Recorded data
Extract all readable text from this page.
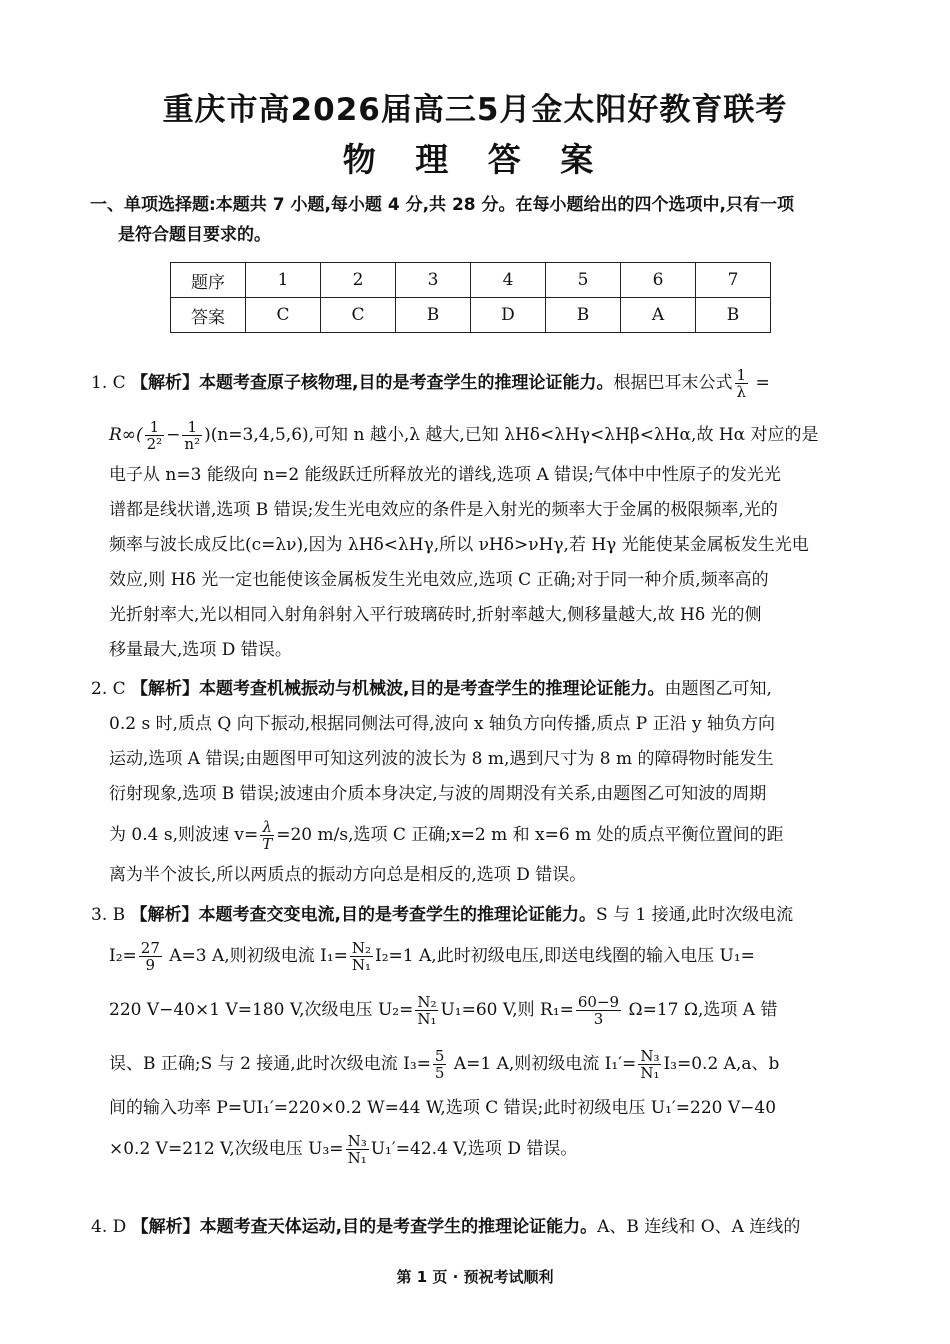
重庆市高2026届高三5月金太阳好教育联考
物 理 答 案
一、单项选择题:本题共 7 小题,每小题 4 分,共 28 分。在每小题给出的四个选项中,只有一项
是符合题目要求的。
题序	1	2	3	4	5	6	7
答案	C	C	B	D	B	A	B
1. C 【解析】本题考查原子核物理,目的是考查学生的推理论证能力。根据巴耳末公式 $\frac{1}{\lambda}$ =
$R\infty( \frac{1}{\text{2²}} - \frac{1}{\text{n²}} )(n=3,4,5,6)$,可知 n 越小,λ 越大,已知 λHδ<λHγ<λHβ<λHα,故 Hα 对应的是
电子从 n=3 能级向 n=2 能级跃迁所释放光的谱线,选项 A 错误;气体中中性原子的发光光
谱都是线状谱,选项 B 错误;发生光电效应的条件是入射光的频率大于金属的极限频率,光的
频率与波长成反比(c=λν),因为 λHδ<λHγ,所以 νHδ>νHγ,若 Hγ 光能使某金属板发生光电
效应,则 Hδ 光一定也能使该金属板发生光电效应,选项 C 正确;对于同一种介质,频率高的
光折射率大,光以相同入射角斜射入平行玻璃砖时,折射率越大,侧移量越大,故 Hδ 光的侧
移量最大,选项 D 错误。
2. C 【解析】本题考查机械振动与机械波,目的是考查学生的推理论证能力。由题图乙可知,
0.2 s 时,质点 Q 向下振动,根据同侧法可得,波向 x 轴负方向传播,质点 P 正沿 y 轴负方向
运动,选项 A 错误;由题图甲可知这列波的波长为 8 m,遇到尺寸为 8 m 的障碍物时能发生
衍射现象,选项 B 错误;波速由介质本身决定,与波的周期没有关系,由题图乙可知波的周期
为 0.4 s,则波速 $v= \frac{\lambda}{T} =20$ m/s,选项 C 正确;x=2 m 和 x=6 m 处的质点平衡位置间的距
离为半个波长,所以两质点的振动方向总是相反的,选项 D 错误。
3. B 【解析】本题考查交变电流,目的是考查学生的推理论证能力。S 与 1 接通,此时次级电流
$I_2= \frac{27}{9} A=3$ A,则初级电流 $I_1= \frac{\text{N₂}}{\text{N₁}} I_2=1$ A,此时初级电压,即送电线圈的输入电压 U₁=
220 V−40×1 V=180 V,次级电压 $U_2= \frac{\text{N₂}}{\text{N₁}} U_1=60$ V,则 $R_1= \frac{60-9}{3} \Omega=17$ Ω,选项 A 错
误、B 正确;S 与 2 接通,此时次级电流 $I_3= \frac{5}{5} A=1$ A,则初级电流 $I_1'= \frac{\text{N₃}}{\text{N₁}} I_3=0.2$ A,a、b
间的输入功率 P=UI₁′=220×0.2 W=44 W,选项 C 错误;此时初级电压 U₁′=220 V−40
×0.2 V=212 V,次级电压 $U_3= \frac{\text{N₃}}{\text{N₁}} U_1'=42.4$ V,选项 D 错误。
4. D 【解析】本题考查天体运动,目的是考查学生的推理论证能力。A、B 连线和 O、A 连线的
第 1 页 · 预祝考试顺利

▸ Problem details: Leave out the pictures and give the listing above again exactly.

▸ Complete response:
Extract all readable text from this page.
重庆市高2026届高三5月金太阳好教育联考
物 理 答 案
一、单项选择题:本题共 7 小题,每小题 4 分,共 28 分。在每小题给出的四个选项中,只有一项
是符合题目要求的。
题序	1	2	3	4	5	6	7
答案	C	C	B	D	B	A	B
1. C 【解析】本题考查原子核物理,目的是考查学生的推理论证能力。根据巴耳末公式 $\frac{1}{\lambda}$ =
$R\infty( \frac{1}{\text{2²}} - \frac{1}{\text{n²}} )(n=3,4,5,6)$,可知 n 越小,λ 越大,已知 λHδ<λHγ<λHβ<λHα,故 Hα 对应的是
电子从 n=3 能级向 n=2 能级跃迁所释放光的谱线,选项 A 错误;气体中中性原子的发光光
谱都是线状谱,选项 B 错误;发生光电效应的条件是入射光的频率大于金属的极限频率,光的
频率与波长成反比(c=λν),因为 λHδ<λHγ,所以 νHδ>νHγ,若 Hγ 光能使某金属板发生光电
效应,则 Hδ 光一定也能使该金属板发生光电效应,选项 C 正确;对于同一种介质,频率高的
光折射率大,光以相同入射角斜射入平行玻璃砖时,折射率越大,侧移量越大,故 Hδ 光的侧
移量最大,选项 D 错误。
2. C 【解析】本题考查机械振动与机械波,目的是考查学生的推理论证能力。由题图乙可知,
0.2 s 时,质点 Q 向下振动,根据同侧法可得,波向 x 轴负方向传播,质点 P 正沿 y 轴负方向
运动,选项 A 错误;由题图甲可知这列波的波长为 8 m,遇到尺寸为 8 m 的障碍物时能发生
衍射现象,选项 B 错误;波速由介质本身决定,与波的周期没有关系,由题图乙可知波的周期
为 0.4 s,则波速 $v= \frac{\lambda}{T} =20$ m/s,选项 C 正确;x=2 m 和 x=6 m 处的质点平衡位置间的距
离为半个波长,所以两质点的振动方向总是相反的,选项 D 错误。
3. B 【解析】本题考查交变电流,目的是考查学生的推理论证能力。S 与 1 接通,此时次级电流
$I_2= \frac{27}{9} A=3$ A,则初级电流 $I_1= \frac{\text{N₂}}{\text{N₁}} I_2=1$ A,此时初级电压,即送电线圈的输入电压 U₁=
220 V−40×1 V=180 V,次级电压 $U_2= \frac{\text{N₂}}{\text{N₁}} U_1=60$ V,则 $R_1= \frac{60-9}{3} \Omega=17$ Ω,选项 A 错
误、B 正确;S 与 2 接通,此时次级电流 $I_3= \frac{5}{5} A=1$ A,则初级电流 $I_1'= \frac{\text{N₃}}{\text{N₁}} I_3=0.2$ A,a、b
间的输入功率 P=UI₁′=220×0.2 W=44 W,选项 C 错误;此时初级电压 U₁′=220 V−40
×0.2 V=212 V,次级电压 $U_3= \frac{\text{N₃}}{\text{N₁}} U_1'=42.4$ V,选项 D 错误。
4. D 【解析】本题考查天体运动,目的是考查学生的推理论证能力。A、B 连线和 O、A 连线的
第 1 页 · 预祝考试顺利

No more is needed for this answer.